==== Data supplied
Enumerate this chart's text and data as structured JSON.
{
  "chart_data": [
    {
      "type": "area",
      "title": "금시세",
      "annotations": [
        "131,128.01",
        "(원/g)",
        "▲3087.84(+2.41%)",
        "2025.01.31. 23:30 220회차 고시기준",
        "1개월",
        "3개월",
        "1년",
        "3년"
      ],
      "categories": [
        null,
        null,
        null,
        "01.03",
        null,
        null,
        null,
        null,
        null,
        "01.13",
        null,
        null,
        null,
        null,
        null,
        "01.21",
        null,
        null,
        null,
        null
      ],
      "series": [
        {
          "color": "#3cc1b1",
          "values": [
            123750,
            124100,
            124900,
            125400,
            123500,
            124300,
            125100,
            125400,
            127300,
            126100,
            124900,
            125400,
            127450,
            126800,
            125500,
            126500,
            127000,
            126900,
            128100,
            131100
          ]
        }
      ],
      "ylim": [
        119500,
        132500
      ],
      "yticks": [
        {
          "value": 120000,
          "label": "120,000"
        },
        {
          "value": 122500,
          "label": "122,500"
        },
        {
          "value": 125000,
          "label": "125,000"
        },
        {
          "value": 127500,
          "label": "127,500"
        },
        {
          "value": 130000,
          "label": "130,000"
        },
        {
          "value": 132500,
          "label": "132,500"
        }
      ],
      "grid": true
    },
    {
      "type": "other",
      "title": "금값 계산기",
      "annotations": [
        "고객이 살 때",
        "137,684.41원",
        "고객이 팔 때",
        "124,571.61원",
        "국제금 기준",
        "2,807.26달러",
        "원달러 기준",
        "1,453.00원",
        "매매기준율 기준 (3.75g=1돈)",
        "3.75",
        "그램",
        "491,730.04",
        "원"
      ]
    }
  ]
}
========
What to produce:
Output the listing above word for word.

Result for this exercise:
Enumerate this chart's text and data as structured JSON.
{
  "chart_data": [
    {
      "type": "area",
      "title": "금시세",
      "annotations": [
        "131,128.01",
        "(원/g)",
        "▲3087.84(+2.41%)",
        "2025.01.31. 23:30 220회차 고시기준",
        "1개월",
        "3개월",
        "1년",
        "3년"
      ],
      "categories": [
        null,
        null,
        null,
        "01.03",
        null,
        null,
        null,
        null,
        null,
        "01.13",
        null,
        null,
        null,
        null,
        null,
        "01.21",
        null,
        null,
        null,
        null
      ],
      "series": [
        {
          "color": "#3cc1b1",
          "values": [
            123750,
            124100,
            124900,
            125400,
            123500,
            124300,
            125100,
            125400,
            127300,
            126100,
            124900,
            125400,
            127450,
            126800,
            125500,
            126500,
            127000,
            126900,
            128100,
            131100
          ]
        }
      ],
      "ylim": [
        119500,
        132500
      ],
      "yticks": [
        {
          "value": 120000,
          "label": "120,000"
        },
        {
          "value": 122500,
          "label": "122,500"
        },
        {
          "value": 125000,
          "label": "125,000"
        },
        {
          "value": 127500,
          "label": "127,500"
        },
        {
          "value": 130000,
          "label": "130,000"
        },
        {
          "value": 132500,
          "label": "132,500"
        }
      ],
      "grid": true
    },
    {
      "type": "other",
      "title": "금값 계산기",
      "annotations": [
        "고객이 살 때",
        "137,684.41원",
        "고객이 팔 때",
        "124,571.61원",
        "국제금 기준",
        "2,807.26달러",
        "원달러 기준",
        "1,453.00원",
        "매매기준율 기준 (3.75g=1돈)",
        "3.75",
        "그램",
        "491,730.04",
        "원"
      ]
    }
  ]
}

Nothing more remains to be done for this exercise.